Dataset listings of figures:
━━━━━━━━━━━━━━━━━━━━━━━━━━━━━━
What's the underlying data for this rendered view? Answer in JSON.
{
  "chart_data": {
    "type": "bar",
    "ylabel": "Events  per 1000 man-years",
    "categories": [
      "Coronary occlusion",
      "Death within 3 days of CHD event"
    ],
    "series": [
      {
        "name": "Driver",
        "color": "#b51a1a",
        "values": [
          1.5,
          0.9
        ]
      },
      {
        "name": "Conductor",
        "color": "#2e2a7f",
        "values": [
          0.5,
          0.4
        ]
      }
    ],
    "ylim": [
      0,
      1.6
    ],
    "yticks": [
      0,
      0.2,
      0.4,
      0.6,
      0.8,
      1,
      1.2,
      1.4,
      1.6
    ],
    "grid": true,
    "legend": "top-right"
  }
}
━━━━━━━━━━━━━━━━━━━━━━━━━━━━━━
Reproduce the data in full, exactly as presented.

◆ Written response
What's the underlying data for this rendered view? Answer in JSON.
{
  "chart_data": {
    "type": "bar",
    "ylabel": "Events  per 1000 man-years",
    "categories": [
      "Coronary occlusion",
      "Death within 3 days of CHD event"
    ],
    "series": [
      {
        "name": "Driver",
        "color": "#b51a1a",
        "values": [
          1.5,
          0.9
        ]
      },
      {
        "name": "Conductor",
        "color": "#2e2a7f",
        "values": [
          0.5,
          0.4
        ]
      }
    ],
    "ylim": [
      0,
      1.6
    ],
    "yticks": [
      0,
      0.2,
      0.4,
      0.6,
      0.8,
      1,
      1.2,
      1.4,
      1.6
    ],
    "grid": true,
    "legend": "top-right"
  }
}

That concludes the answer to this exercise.